▶ **EXERCISE AIM**: Leave every picture out and write out the records below exactly.

▶ **DATA LINES**:
==========
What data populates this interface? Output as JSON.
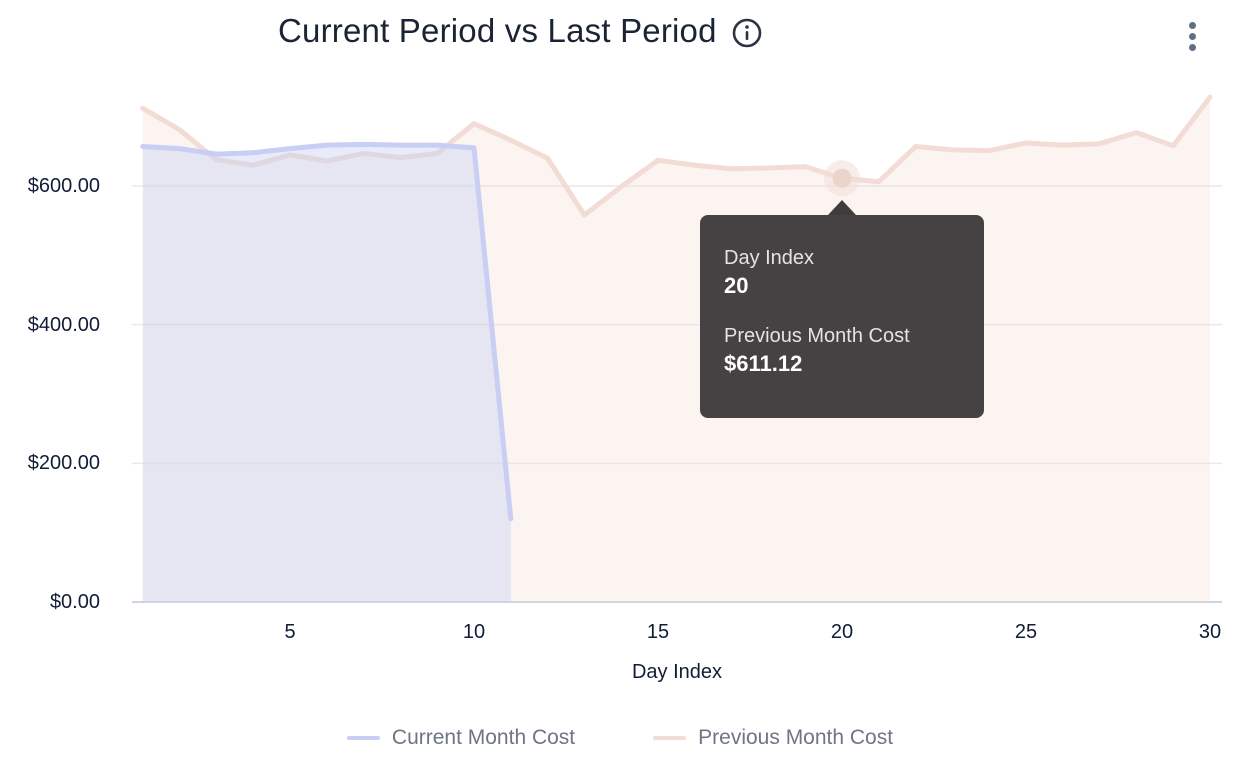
{
  "header": {
    "title": "Current Period vs Last Period",
    "info_icon": "info-icon",
    "menu_icon": "kebab-menu-icon"
  },
  "chart_data": {
    "type": "area",
    "title": "Current Period vs Last Period",
    "xlabel": "Day Index",
    "ylabel": "",
    "xlim": [
      1,
      30
    ],
    "ylim": [
      0,
      740
    ],
    "grid": true,
    "legend_position": "bottom",
    "x_ticks": [
      5,
      10,
      15,
      20,
      25,
      30
    ],
    "y_ticks": [
      {
        "value": 0,
        "label": "$0.00"
      },
      {
        "value": 200,
        "label": "$200.00"
      },
      {
        "value": 400,
        "label": "$400.00"
      },
      {
        "value": 600,
        "label": "$600.00"
      }
    ],
    "series": [
      {
        "name": "Current Month Cost",
        "color": "#c8cef4",
        "fill_color": "rgba(200,208,244,0.42)",
        "x_start": 1,
        "values": [
          657,
          654,
          646,
          648,
          654,
          659,
          660,
          659,
          659,
          655,
          120
        ]
      },
      {
        "name": "Previous Month Cost",
        "color": "#f2dcd5",
        "fill_color": "rgba(242,220,213,0.32)",
        "x_start": 1,
        "values": [
          712,
          681,
          638,
          630,
          645,
          636,
          647,
          641,
          647,
          690,
          666,
          640,
          558,
          599,
          637,
          630,
          625,
          626,
          628,
          611.12,
          606,
          657,
          652,
          651,
          662,
          659,
          661,
          677,
          658,
          728
        ]
      }
    ],
    "highlight": {
      "series": "Previous Month Cost",
      "x": 20,
      "y": 611.12,
      "dot_color": "#ecd3cb",
      "halo_color": "rgba(242,220,213,0.5)"
    },
    "axis_line_color": "#ccd6e3",
    "grid_color": "#e9e9ec"
  },
  "tooltip": {
    "rows": [
      {
        "label": "Day Index",
        "value": "20"
      },
      {
        "label": "Previous Month Cost",
        "value": "$611.12"
      }
    ]
  },
  "legend": {
    "items": [
      {
        "label": "Current Month Cost",
        "color": "#c8cef4"
      },
      {
        "label": "Previous Month Cost",
        "color": "#f2dcd5"
      }
    ]
  }
}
==========
▶ **COMPLETED TASK**:
What data populates this interface? Output as JSON.
{
  "header": {
    "title": "Current Period vs Last Period",
    "info_icon": "info-icon",
    "menu_icon": "kebab-menu-icon"
  },
  "chart_data": {
    "type": "area",
    "title": "Current Period vs Last Period",
    "xlabel": "Day Index",
    "ylabel": "",
    "xlim": [
      1,
      30
    ],
    "ylim": [
      0,
      740
    ],
    "grid": true,
    "legend_position": "bottom",
    "x_ticks": [
      5,
      10,
      15,
      20,
      25,
      30
    ],
    "y_ticks": [
      {
        "value": 0,
        "label": "$0.00"
      },
      {
        "value": 200,
        "label": "$200.00"
      },
      {
        "value": 400,
        "label": "$400.00"
      },
      {
        "value": 600,
        "label": "$600.00"
      }
    ],
    "series": [
      {
        "name": "Current Month Cost",
        "color": "#c8cef4",
        "fill_color": "rgba(200,208,244,0.42)",
        "x_start": 1,
        "values": [
          657,
          654,
          646,
          648,
          654,
          659,
          660,
          659,
          659,
          655,
          120
        ]
      },
      {
        "name": "Previous Month Cost",
        "color": "#f2dcd5",
        "fill_color": "rgba(242,220,213,0.32)",
        "x_start": 1,
        "values": [
          712,
          681,
          638,
          630,
          645,
          636,
          647,
          641,
          647,
          690,
          666,
          640,
          558,
          599,
          637,
          630,
          625,
          626,
          628,
          611.12,
          606,
          657,
          652,
          651,
          662,
          659,
          661,
          677,
          658,
          728
        ]
      }
    ],
    "highlight": {
      "series": "Previous Month Cost",
      "x": 20,
      "y": 611.12,
      "dot_color": "#ecd3cb",
      "halo_color": "rgba(242,220,213,0.5)"
    },
    "axis_line_color": "#ccd6e3",
    "grid_color": "#e9e9ec"
  },
  "tooltip": {
    "rows": [
      {
        "label": "Day Index",
        "value": "20"
      },
      {
        "label": "Previous Month Cost",
        "value": "$611.12"
      }
    ]
  },
  "legend": {
    "items": [
      {
        "label": "Current Month Cost",
        "color": "#c8cef4"
      },
      {
        "label": "Previous Month Cost",
        "color": "#f2dcd5"
      }
    ]
  }
}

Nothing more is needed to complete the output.